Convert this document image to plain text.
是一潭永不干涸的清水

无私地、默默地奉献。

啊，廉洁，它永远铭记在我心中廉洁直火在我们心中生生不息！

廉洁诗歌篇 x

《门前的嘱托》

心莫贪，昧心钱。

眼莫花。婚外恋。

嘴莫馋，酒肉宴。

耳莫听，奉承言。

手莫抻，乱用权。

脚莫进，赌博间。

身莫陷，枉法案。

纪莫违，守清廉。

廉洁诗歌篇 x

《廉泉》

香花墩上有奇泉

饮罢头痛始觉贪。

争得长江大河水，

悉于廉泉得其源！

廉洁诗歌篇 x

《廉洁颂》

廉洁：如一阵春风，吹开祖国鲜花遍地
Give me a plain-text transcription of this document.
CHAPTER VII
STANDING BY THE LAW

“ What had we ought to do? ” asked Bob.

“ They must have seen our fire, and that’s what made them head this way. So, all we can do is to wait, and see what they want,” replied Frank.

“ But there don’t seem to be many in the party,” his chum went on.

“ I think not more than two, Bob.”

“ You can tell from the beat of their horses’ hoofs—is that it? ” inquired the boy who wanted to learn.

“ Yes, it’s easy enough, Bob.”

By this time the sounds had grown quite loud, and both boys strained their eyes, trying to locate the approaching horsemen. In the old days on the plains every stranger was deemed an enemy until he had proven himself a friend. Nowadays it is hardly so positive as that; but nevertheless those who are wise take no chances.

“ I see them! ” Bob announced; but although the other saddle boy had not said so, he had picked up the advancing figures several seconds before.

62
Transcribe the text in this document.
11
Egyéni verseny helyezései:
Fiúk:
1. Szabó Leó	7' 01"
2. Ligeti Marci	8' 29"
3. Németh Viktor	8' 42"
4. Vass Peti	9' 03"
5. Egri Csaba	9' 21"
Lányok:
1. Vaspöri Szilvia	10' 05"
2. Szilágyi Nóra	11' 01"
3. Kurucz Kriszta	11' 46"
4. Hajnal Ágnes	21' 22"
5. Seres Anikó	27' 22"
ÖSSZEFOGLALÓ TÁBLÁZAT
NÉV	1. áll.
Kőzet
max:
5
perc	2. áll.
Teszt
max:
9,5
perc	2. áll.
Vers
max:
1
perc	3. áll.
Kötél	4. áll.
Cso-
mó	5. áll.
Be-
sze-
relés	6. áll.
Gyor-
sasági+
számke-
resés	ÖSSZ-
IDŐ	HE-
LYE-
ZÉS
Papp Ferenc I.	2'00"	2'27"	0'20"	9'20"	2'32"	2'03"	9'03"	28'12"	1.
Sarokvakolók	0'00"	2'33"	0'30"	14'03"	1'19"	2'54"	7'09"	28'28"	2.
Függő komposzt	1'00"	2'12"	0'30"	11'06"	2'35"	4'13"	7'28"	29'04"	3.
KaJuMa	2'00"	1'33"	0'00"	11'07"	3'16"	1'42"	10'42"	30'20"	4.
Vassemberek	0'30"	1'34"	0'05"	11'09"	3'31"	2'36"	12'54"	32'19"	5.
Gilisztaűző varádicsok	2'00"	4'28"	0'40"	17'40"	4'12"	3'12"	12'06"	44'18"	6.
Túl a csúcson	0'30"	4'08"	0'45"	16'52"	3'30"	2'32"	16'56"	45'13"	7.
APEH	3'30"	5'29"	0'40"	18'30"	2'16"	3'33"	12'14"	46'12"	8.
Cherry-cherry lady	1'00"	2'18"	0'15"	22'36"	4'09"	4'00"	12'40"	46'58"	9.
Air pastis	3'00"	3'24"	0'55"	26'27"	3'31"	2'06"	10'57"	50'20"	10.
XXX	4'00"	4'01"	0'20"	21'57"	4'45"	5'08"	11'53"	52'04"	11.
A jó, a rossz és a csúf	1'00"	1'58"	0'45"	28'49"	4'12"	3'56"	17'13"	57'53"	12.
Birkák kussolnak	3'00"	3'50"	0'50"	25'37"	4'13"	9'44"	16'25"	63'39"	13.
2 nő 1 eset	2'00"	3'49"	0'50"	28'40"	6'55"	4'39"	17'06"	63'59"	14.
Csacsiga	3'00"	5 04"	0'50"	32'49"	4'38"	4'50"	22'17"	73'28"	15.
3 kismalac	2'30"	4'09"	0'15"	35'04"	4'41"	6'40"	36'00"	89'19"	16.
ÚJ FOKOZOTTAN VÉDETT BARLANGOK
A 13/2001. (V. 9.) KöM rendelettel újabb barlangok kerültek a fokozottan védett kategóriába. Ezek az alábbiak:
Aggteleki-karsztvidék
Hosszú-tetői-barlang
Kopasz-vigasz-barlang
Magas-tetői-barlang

→ TASK OBJECTIVE: Locate all lines holding the word "that", then copy them out.

→ RESULT FOR THIS TASK:
“ They must have seen our fire, and that’s what made them head this way. So, all we can do is to wait, and see what they want,” replied Frank.
“ You can tell from the beat of their horses’ hoofs—is that it? ” inquired the boy who wanted to learn.
By this time the sounds had grown quite loud, and both boys strained their eyes, trying to locate the approaching horsemen. In the old days on the plains every stranger was deemed an enemy until he had proven himself a friend. Nowadays it is hardly so positive as that; but nevertheless those who are wise take no chances.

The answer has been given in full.